Provided data —
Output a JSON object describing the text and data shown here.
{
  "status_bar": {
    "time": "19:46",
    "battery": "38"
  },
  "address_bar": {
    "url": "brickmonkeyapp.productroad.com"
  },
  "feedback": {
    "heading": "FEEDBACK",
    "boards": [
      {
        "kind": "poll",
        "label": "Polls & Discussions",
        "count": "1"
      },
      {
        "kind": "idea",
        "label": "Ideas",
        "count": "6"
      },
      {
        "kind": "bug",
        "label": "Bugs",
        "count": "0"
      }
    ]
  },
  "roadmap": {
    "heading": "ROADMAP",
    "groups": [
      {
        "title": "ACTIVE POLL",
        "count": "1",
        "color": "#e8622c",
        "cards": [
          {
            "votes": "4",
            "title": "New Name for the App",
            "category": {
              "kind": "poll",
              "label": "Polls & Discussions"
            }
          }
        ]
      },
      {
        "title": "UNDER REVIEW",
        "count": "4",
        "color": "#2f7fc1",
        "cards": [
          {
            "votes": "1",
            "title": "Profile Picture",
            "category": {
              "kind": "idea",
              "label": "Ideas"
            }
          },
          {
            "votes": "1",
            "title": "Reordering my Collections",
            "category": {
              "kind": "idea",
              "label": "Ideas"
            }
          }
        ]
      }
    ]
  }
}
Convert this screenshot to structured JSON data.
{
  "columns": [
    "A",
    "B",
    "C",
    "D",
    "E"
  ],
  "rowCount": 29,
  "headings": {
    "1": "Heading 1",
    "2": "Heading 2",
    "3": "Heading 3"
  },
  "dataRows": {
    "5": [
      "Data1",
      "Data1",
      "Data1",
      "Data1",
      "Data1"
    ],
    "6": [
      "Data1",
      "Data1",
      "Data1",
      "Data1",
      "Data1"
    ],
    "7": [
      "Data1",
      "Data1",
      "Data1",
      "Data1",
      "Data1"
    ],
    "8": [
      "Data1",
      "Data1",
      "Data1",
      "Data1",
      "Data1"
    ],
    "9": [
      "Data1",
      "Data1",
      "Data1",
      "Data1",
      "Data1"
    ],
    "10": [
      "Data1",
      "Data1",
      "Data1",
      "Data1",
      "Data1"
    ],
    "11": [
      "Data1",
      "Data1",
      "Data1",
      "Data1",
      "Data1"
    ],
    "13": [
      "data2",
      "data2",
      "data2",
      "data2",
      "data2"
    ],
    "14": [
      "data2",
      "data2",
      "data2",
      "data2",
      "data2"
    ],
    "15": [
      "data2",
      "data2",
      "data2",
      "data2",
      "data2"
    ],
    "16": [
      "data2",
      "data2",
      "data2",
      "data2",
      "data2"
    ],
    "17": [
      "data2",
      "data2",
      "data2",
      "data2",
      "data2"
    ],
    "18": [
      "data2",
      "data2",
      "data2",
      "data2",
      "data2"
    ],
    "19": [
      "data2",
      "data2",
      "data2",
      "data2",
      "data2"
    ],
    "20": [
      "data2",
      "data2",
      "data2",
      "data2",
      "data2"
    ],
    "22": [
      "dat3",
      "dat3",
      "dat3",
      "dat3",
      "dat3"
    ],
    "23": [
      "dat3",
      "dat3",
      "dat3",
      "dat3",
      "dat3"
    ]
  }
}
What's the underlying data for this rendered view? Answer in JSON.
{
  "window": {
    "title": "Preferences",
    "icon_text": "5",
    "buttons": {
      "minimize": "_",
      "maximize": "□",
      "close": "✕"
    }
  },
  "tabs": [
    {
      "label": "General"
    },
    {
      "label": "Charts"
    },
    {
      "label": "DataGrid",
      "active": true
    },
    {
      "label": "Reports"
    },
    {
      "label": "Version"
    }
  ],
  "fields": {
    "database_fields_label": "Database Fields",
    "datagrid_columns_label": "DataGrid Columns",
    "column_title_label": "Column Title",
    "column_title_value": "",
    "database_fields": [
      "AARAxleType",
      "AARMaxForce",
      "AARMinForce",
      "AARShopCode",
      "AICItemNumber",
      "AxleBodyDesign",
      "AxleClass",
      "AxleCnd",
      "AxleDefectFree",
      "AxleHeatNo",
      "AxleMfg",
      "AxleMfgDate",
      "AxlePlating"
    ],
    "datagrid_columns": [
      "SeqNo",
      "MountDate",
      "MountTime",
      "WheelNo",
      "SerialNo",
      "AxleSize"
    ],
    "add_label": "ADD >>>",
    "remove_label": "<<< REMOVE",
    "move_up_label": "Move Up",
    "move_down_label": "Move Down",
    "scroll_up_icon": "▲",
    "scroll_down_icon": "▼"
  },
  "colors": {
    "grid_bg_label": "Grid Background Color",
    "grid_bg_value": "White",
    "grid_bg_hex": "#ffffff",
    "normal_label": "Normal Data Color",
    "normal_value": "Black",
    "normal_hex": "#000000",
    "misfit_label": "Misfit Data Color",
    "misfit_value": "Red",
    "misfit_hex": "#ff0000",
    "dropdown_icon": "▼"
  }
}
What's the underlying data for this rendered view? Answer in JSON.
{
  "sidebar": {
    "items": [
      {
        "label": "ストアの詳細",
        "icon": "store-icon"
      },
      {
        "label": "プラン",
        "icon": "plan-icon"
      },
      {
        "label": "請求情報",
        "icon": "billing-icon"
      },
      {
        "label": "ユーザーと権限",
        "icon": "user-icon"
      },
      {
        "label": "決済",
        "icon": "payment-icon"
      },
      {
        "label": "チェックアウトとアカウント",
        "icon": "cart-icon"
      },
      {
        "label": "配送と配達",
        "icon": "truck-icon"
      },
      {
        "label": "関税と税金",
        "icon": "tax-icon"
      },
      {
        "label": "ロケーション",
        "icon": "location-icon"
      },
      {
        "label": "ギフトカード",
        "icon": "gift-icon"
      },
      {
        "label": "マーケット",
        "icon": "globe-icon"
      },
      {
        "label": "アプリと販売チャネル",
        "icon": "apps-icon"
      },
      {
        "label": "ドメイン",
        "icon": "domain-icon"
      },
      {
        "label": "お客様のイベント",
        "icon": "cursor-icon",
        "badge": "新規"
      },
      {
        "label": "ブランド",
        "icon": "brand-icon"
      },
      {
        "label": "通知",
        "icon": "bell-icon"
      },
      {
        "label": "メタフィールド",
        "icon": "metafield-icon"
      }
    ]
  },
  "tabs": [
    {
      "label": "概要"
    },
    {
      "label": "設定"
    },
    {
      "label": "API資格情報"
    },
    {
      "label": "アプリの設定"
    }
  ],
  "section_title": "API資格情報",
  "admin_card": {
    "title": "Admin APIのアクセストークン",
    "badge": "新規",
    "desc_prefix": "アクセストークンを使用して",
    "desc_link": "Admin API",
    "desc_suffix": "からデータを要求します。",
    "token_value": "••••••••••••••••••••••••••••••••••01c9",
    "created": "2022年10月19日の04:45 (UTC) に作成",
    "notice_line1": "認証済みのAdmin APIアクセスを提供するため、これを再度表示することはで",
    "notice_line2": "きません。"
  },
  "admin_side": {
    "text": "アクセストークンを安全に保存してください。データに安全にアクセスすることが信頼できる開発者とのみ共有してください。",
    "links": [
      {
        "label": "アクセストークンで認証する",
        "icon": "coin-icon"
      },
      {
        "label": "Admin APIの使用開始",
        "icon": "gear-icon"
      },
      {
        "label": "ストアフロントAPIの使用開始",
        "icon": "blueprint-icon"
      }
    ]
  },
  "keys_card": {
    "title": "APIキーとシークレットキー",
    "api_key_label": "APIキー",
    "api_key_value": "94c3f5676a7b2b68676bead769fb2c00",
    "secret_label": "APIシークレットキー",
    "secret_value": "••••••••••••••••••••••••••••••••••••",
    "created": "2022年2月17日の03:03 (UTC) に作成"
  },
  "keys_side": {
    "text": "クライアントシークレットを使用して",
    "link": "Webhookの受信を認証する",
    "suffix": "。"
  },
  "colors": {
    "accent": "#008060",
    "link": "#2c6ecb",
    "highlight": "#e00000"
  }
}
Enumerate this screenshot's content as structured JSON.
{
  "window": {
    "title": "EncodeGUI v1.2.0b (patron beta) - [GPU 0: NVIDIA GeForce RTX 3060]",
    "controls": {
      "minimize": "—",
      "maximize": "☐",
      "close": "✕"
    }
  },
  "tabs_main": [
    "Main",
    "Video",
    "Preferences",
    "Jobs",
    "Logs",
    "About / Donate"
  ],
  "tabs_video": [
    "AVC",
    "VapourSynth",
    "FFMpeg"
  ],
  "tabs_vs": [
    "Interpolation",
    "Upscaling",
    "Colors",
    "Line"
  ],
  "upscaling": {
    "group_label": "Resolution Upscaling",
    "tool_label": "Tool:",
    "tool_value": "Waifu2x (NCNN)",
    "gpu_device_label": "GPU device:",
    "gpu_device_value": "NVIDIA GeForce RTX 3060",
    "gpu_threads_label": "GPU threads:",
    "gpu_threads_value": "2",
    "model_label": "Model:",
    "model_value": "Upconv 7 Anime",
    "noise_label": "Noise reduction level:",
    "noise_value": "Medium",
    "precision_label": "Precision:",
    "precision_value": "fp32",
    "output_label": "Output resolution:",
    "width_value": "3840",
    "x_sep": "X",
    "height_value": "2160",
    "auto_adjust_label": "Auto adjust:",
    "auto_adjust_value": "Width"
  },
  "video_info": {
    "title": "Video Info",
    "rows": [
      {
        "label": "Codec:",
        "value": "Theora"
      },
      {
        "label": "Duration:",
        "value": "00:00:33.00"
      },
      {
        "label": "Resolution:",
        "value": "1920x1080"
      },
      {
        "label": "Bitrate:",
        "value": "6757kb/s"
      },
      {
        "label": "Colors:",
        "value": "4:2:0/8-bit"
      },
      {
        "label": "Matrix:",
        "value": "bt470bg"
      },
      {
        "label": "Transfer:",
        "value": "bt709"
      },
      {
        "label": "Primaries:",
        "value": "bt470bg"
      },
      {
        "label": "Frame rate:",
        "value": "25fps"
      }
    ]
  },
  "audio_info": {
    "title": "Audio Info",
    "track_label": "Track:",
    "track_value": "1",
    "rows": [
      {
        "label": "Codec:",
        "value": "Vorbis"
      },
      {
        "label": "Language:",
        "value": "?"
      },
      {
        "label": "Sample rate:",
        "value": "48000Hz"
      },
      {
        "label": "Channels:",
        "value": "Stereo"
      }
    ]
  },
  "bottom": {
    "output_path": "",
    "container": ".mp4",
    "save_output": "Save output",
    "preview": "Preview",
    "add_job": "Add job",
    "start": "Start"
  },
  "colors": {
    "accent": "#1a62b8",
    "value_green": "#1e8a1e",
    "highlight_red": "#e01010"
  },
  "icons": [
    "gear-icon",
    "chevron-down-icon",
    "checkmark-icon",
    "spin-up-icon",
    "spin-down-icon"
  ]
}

Work to do — Give the count of lines holding the word "API資格情報", with no other words.

Written answer — 2